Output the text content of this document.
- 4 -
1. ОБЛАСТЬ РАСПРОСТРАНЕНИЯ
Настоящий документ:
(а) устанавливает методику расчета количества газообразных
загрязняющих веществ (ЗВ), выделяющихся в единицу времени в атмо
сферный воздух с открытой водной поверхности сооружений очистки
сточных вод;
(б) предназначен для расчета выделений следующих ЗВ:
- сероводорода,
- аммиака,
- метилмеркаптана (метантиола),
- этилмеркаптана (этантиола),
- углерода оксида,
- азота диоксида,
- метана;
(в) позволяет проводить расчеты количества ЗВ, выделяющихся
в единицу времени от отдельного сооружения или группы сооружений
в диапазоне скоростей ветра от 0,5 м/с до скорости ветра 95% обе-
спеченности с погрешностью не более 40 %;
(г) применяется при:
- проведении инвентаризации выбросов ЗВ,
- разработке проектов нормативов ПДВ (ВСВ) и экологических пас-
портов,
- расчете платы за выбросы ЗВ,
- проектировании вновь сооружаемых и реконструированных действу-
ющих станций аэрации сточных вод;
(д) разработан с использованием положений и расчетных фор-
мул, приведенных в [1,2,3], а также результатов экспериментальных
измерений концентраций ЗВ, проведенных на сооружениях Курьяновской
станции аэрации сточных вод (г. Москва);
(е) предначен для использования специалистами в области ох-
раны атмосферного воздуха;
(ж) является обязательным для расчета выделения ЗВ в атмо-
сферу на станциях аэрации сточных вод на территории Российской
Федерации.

## [Exercise description]
Extract all lines as given.

## [Problem solution]
Output the text content of this document.
- 4 -
1. ОБЛАСТЬ РАСПРОСТРАНЕНИЯ
Настоящий документ:
(а) устанавливает методику расчета количества газообразных
загрязняющих веществ (ЗВ), выделяющихся в единицу времени в атмо
сферный воздух с открытой водной поверхности сооружений очистки
сточных вод;
(б) предназначен для расчета выделений следующих ЗВ:
- сероводорода,
- аммиака,
- метилмеркаптана (метантиола),
- этилмеркаптана (этантиола),
- углерода оксида,
- азота диоксида,
- метана;
(в) позволяет проводить расчеты количества ЗВ, выделяющихся
в единицу времени от отдельного сооружения или группы сооружений
в диапазоне скоростей ветра от 0,5 м/с до скорости ветра 95% обе-
спеченности с погрешностью не более 40 %;
(г) применяется при:
- проведении инвентаризации выбросов ЗВ,
- разработке проектов нормативов ПДВ (ВСВ) и экологических пас-
портов,
- расчете платы за выбросы ЗВ,
- проектировании вновь сооружаемых и реконструированных действу-
ющих станций аэрации сточных вод;
(д) разработан с использованием положений и расчетных фор-
мул, приведенных в [1,2,3], а также результатов экспериментальных
измерений концентраций ЗВ, проведенных на сооружениях Курьяновской
станции аэрации сточных вод (г. Москва);
(е) предначен для использования специалистами в области ох-
раны атмосферного воздуха;
(ж) является обязательным для расчета выделения ЗВ в атмо-
сферу на станциях аэрации сточных вод на территории Российской
Федерации.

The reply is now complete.